**Problema proposto**
Disponi tutte le righe dei dati seguenti come lista JSON di stringhe, una stringa per riga, omettendo le righe vuote.

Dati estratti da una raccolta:
((

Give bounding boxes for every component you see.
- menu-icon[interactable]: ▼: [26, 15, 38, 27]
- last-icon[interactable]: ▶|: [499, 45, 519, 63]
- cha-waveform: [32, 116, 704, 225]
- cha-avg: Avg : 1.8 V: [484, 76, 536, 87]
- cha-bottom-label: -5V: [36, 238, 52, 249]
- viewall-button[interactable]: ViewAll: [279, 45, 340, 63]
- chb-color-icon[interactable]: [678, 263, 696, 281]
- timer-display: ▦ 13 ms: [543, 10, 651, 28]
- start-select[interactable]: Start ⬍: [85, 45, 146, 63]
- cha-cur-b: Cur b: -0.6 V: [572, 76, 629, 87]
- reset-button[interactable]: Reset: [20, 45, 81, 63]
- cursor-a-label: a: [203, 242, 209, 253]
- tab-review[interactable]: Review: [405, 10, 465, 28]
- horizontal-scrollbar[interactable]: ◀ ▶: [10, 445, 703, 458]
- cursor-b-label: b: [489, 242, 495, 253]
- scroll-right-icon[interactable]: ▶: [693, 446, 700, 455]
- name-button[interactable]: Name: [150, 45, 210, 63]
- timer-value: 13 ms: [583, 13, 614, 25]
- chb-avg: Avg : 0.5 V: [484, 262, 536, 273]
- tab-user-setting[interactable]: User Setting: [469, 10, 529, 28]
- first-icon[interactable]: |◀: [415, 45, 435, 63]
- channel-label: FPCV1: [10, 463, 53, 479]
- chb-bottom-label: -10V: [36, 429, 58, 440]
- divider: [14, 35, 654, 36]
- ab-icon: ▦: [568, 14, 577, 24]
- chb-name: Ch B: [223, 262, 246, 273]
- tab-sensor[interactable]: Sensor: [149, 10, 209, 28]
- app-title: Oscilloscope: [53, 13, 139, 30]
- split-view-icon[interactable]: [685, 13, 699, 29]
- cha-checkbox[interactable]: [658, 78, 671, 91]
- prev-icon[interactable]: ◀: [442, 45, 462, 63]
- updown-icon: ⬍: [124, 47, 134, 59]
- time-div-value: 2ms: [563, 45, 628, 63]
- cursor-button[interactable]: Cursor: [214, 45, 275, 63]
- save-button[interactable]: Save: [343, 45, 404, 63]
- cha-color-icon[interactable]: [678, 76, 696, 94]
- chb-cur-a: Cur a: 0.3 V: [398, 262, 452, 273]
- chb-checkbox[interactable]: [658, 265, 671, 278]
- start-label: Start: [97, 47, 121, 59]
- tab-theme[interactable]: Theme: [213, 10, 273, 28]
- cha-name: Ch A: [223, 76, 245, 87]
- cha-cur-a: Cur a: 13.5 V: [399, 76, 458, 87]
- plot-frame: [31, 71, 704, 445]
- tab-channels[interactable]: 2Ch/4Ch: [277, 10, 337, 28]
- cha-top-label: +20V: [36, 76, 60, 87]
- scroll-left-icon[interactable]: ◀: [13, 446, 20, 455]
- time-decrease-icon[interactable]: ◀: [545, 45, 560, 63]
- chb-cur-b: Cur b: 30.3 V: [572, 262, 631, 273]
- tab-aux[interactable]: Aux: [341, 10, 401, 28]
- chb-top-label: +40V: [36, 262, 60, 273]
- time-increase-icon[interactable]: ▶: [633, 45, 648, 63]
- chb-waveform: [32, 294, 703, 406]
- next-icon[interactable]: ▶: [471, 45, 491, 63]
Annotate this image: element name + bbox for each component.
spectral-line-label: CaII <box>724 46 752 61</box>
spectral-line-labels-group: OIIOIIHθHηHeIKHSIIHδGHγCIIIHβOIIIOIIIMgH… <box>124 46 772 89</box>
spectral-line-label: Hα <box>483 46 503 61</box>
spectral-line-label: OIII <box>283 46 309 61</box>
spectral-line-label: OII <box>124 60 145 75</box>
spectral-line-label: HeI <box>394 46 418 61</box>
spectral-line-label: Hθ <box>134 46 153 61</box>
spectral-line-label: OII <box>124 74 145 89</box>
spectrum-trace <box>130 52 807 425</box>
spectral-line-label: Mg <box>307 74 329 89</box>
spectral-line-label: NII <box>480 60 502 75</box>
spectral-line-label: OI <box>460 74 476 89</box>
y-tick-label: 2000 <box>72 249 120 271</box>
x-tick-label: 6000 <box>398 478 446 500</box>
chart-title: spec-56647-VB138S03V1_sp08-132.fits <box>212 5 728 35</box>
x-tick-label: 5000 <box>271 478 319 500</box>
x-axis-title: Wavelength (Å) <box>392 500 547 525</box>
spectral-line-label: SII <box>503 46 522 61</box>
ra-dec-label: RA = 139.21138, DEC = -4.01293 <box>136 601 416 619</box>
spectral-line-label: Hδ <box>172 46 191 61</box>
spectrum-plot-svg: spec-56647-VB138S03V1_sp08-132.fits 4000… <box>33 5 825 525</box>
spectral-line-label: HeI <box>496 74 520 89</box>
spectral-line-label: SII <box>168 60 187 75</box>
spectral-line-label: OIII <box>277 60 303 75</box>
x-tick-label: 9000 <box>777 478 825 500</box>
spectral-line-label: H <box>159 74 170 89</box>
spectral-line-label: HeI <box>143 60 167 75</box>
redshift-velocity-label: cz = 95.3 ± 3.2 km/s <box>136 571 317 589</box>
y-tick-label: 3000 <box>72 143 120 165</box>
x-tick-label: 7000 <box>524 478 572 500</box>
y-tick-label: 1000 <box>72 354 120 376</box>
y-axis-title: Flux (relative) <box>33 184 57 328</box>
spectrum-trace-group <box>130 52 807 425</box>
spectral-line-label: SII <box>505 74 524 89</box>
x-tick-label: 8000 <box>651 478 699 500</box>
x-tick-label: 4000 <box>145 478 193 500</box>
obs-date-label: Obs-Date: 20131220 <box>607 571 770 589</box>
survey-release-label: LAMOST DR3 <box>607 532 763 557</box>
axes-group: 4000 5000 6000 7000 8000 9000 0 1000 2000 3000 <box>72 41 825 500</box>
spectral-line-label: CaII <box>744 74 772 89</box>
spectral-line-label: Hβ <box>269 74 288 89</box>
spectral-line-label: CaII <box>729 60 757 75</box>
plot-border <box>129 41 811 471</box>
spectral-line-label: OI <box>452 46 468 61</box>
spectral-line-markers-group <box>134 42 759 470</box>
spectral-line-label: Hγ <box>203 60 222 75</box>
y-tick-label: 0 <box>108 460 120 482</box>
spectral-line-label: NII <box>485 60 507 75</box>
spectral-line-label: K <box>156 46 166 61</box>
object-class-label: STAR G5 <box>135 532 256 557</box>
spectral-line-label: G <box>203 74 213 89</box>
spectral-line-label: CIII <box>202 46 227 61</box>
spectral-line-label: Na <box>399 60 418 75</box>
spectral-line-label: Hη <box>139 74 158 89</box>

))

**Soluzione svolta**
[
  "Give bounding boxes for every component you see.",
  "- menu-icon[interactable]: ▼: [26, 15, 38, 27]",
  "- last-icon[interactable]: ▶|: [499, 45, 519, 63]",
  "- cha-waveform: [32, 116, 704, 225]",
  "- cha-avg: Avg : 1.8 V: [484, 76, 536, 87]",
  "- cha-bottom-label: -5V: [36, 238, 52, 249]",
  "- viewall-button[interactable]: ViewAll: [279, 45, 340, 63]",
  "- chb-color-icon[interactable]: [678, 263, 696, 281]",
  "- timer-display: ▦ 13 ms: [543, 10, 651, 28]",
  "- start-select[interactable]: Start ⬍: [85, 45, 146, 63]",
  "- cha-cur-b: Cur b: -0.6 V: [572, 76, 629, 87]",
  "- reset-button[interactable]: Reset: [20, 45, 81, 63]",
  "- cursor-a-label: a: [203, 242, 209, 253]",
  "- tab-review[interactable]: Review: [405, 10, 465, 28]",
  "- horizontal-scrollbar[interactable]: ◀ ▶: [10, 445, 703, 458]",
  "- cursor-b-label: b: [489, 242, 495, 253]",
  "- scroll-right-icon[interactable]: ▶: [693, 446, 700, 455]",
  "- name-button[interactable]: Name: [150, 45, 210, 63]",
  "- timer-value: 13 ms: [583, 13, 614, 25]",
  "- chb-avg: Avg : 0.5 V: [484, 262, 536, 273]",
  "- tab-user-setting[interactable]: User Setting: [469, 10, 529, 28]",
  "- first-icon[interactable]: |◀: [415, 45, 435, 63]",
  "- channel-label: FPCV1: [10, 463, 53, 479]",
  "- chb-bottom-label: -10V: [36, 429, 58, 440]",
  "- divider: [14, 35, 654, 36]",
  "- ab-icon: ▦: [568, 14, 577, 24]",
  "- chb-name: Ch B: [223, 262, 246, 273]",
  "- tab-sensor[interactable]: Sensor: [149, 10, 209, 28]",
  "- app-title: Oscilloscope: [53, 13, 139, 30]",
  "- split-view-icon[interactable]: [685, 13, 699, 29]",
  "- cha-checkbox[interactable]: [658, 78, 671, 91]",
  "- prev-icon[interactable]: ◀: [442, 45, 462, 63]",
  "- updown-icon: ⬍: [124, 47, 134, 59]",
  "- time-div-value: 2ms: [563, 45, 628, 63]",
  "- cursor-button[interactable]: Cursor: [214, 45, 275, 63]",
  "- save-button[interactable]: Save: [343, 45, 404, 63]",
  "- cha-color-icon[interactable]: [678, 76, 696, 94]",
  "- chb-cur-a: Cur a: 0.3 V: [398, 262, 452, 273]",
  "- chb-checkbox[interactable]: [658, 265, 671, 278]",
  "- start-label: Start: [97, 47, 121, 59]",
  "- tab-theme[interactable]: Theme: [213, 10, 273, 28]",
  "- cha-name: Ch A: [223, 76, 245, 87]",
  "- cha-cur-a: Cur a: 13.5 V: [399, 76, 458, 87]",
  "- plot-frame: [31, 71, 704, 445]",
  "- tab-channels[interactable]: 2Ch/4Ch: [277, 10, 337, 28]",
  "- cha-top-label: +20V: [36, 76, 60, 87]",
  "- scroll-left-icon[interactable]: ◀: [13, 446, 20, 455]",
  "- time-decrease-icon[interactable]: ◀: [545, 45, 560, 63]",
  "- chb-cur-b: Cur b: 30.3 V: [572, 262, 631, 273]",
  "- tab-aux[interactable]: Aux: [341, 10, 401, 28]",
  "- chb-top-label: +40V: [36, 262, 60, 273]",
  "- time-increase-icon[interactable]: ▶: [633, 45, 648, 63]",
  "- chb-waveform: [32, 294, 703, 406]",
  "- next-icon[interactable]: ▶: [471, 45, 491, 63]",
  "Annotate this image: element name + bbox for each component.",
  "spectral-line-label: CaII <box>724 46 752 61</box>",
  "spectral-line-labels-group: OIIOIIHθHηHeIKHSIIHδGHγCIIIHβOIIIOIIIMgH… <box>124 46 772 89</box>",
  "spectral-line-label: Hα <box>483 46 503 61</box>",
  "spectral-line-label: OIII <box>283 46 309 61</box>",
  "spectral-line-label: OII <box>124 60 145 75</box>",
  "spectral-line-label: HeI <box>394 46 418 61</box>",
  "spectral-line-label: Hθ <box>134 46 153 61</box>",
  "spectral-line-label: OII <box>124 74 145 89</box>",
  "spectrum-trace <box>130 52 807 425</box>",
  "spectral-line-label: Mg <box>307 74 329 89</box>",
  "spectral-line-label: NII <box>480 60 502 75</box>",
  "spectral-line-label: OI <box>460 74 476 89</box>",
  "y-tick-label: 2000 <box>72 249 120 271</box>",
  "x-tick-label: 6000 <box>398 478 446 500</box>",
  "chart-title: spec-56647-VB138S03V1_sp08-132.fits <box>212 5 728 35</box>",
  "x-tick-label: 5000 <box>271 478 319 500</box>",
  "x-axis-title: Wavelength (Å) <box>392 500 547 525</box>",
  "spectral-line-label: SII <box>503 46 522 61</box>",
  "ra-dec-label: RA = 139.21138, DEC = -4.01293 <box>136 601 416 619</box>",
  "spectral-line-label: Hδ <box>172 46 191 61</box>",
  "spectrum-plot-svg: spec-56647-VB138S03V1_sp08-132.fits 4000… <box>33 5 825 525</box>",
  "spectral-line-label: HeI <box>496 74 520 89</box>",
  "spectral-line-label: SII <box>168 60 187 75</box>",
  "spectral-line-label: OIII <box>277 60 303 75</box>",
  "x-tick-label: 9000 <box>777 478 825 500</box>",
  "spectral-line-label: H <box>159 74 170 89</box>",
  "spectral-line-label: HeI <box>143 60 167 75</box>",
  "redshift-velocity-label: cz = 95.3 ± 3.2 km/s <box>136 571 317 589</box>",
  "y-tick-label: 3000 <box>72 143 120 165</box>",
  "x-tick-label: 7000 <box>524 478 572 500</box>",
  "y-tick-label: 1000 <box>72 354 120 376</box>",
  "y-axis-title: Flux (relative) <box>33 184 57 328</box>",
  "spectrum-trace-group <box>130 52 807 425</box>",
  "spectral-line-label: SII <box>505 74 524 89</box>",
  "x-tick-label: 8000 <box>651 478 699 500</box>",
  "x-tick-label: 4000 <box>145 478 193 500</box>",
  "obs-date-label: Obs-Date: 20131220 <box>607 571 770 589</box>",
  "survey-release-label: LAMOST DR3 <box>607 532 763 557</box>",
  "axes-group: 4000 5000 6000 7000 8000 9000 0 1000 2000 3000 <box>72 41 825 500</box>",
  "spectral-line-label: CaII <box>744 74 772 89</box>",
  "spectral-line-label: Hβ <box>269 74 288 89</box>",
  "spectral-line-label: CaII <box>729 60 757 75</box>",
  "plot-border <box>129 41 811 471</box>",
  "spectral-line-label: OI <box>452 46 468 61</box>",
  "spectral-line-markers-group <box>134 42 759 470</box>",
  "spectral-line-label: Hγ <box>203 60 222 75</box>",
  "y-tick-label: 0 <box>108 460 120 482</box>",
  "spectral-line-label: NII <box>485 60 507 75</box>",
  "spectral-line-label: K <box>156 46 166 61</box>",
  "object-class-label: STAR G5 <box>135 532 256 557</box>",
  "spectral-line-label: G <box>203 74 213 89</box>",
  "spectral-line-label: CIII <box>202 46 227 61</box>",
  "spectral-line-label: Na <box>399 60 418 75</box>",
  "spectral-line-label: Hη <box>139 74 158 89</box>"
]